REQUEST: Below is a set of records. Repeat all of them exactly.

******************************

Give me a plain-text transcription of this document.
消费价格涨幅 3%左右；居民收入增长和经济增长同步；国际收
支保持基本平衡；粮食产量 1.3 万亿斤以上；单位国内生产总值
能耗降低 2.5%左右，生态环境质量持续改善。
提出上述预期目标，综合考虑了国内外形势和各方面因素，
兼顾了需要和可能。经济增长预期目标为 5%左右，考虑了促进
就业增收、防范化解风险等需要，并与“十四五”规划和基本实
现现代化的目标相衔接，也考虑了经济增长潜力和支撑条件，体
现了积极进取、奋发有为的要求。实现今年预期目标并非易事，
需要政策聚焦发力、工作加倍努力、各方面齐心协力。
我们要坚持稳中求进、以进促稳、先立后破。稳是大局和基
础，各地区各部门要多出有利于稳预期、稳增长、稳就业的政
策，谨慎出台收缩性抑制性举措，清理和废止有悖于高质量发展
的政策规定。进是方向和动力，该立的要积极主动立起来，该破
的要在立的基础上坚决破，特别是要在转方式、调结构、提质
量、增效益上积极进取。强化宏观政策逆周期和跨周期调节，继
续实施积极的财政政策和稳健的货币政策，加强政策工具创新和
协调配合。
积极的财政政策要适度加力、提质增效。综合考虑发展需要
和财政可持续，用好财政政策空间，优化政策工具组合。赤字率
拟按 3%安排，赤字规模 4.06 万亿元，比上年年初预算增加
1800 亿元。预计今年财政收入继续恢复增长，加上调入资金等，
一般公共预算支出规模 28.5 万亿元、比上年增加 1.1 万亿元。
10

******************************

SOLUTION FOR THIS EXERCISE:
Give me a plain-text transcription of this document.
消费价格涨幅 3%左右；居民收入增长和经济增长同步；国际收
支保持基本平衡；粮食产量 1.3 万亿斤以上；单位国内生产总值
能耗降低 2.5%左右，生态环境质量持续改善。
提出上述预期目标，综合考虑了国内外形势和各方面因素，
兼顾了需要和可能。经济增长预期目标为 5%左右，考虑了促进
就业增收、防范化解风险等需要，并与“十四五”规划和基本实
现现代化的目标相衔接，也考虑了经济增长潜力和支撑条件，体
现了积极进取、奋发有为的要求。实现今年预期目标并非易事，
需要政策聚焦发力、工作加倍努力、各方面齐心协力。
我们要坚持稳中求进、以进促稳、先立后破。稳是大局和基
础，各地区各部门要多出有利于稳预期、稳增长、稳就业的政
策，谨慎出台收缩性抑制性举措，清理和废止有悖于高质量发展
的政策规定。进是方向和动力，该立的要积极主动立起来，该破
的要在立的基础上坚决破，特别是要在转方式、调结构、提质
量、增效益上积极进取。强化宏观政策逆周期和跨周期调节，继
续实施积极的财政政策和稳健的货币政策，加强政策工具创新和
协调配合。
积极的财政政策要适度加力、提质增效。综合考虑发展需要
和财政可持续，用好财政政策空间，优化政策工具组合。赤字率
拟按 3%安排，赤字规模 4.06 万亿元，比上年年初预算增加
1800 亿元。预计今年财政收入继续恢复增长，加上调入资金等，
一般公共预算支出规模 28.5 万亿元、比上年增加 1.1 万亿元。
10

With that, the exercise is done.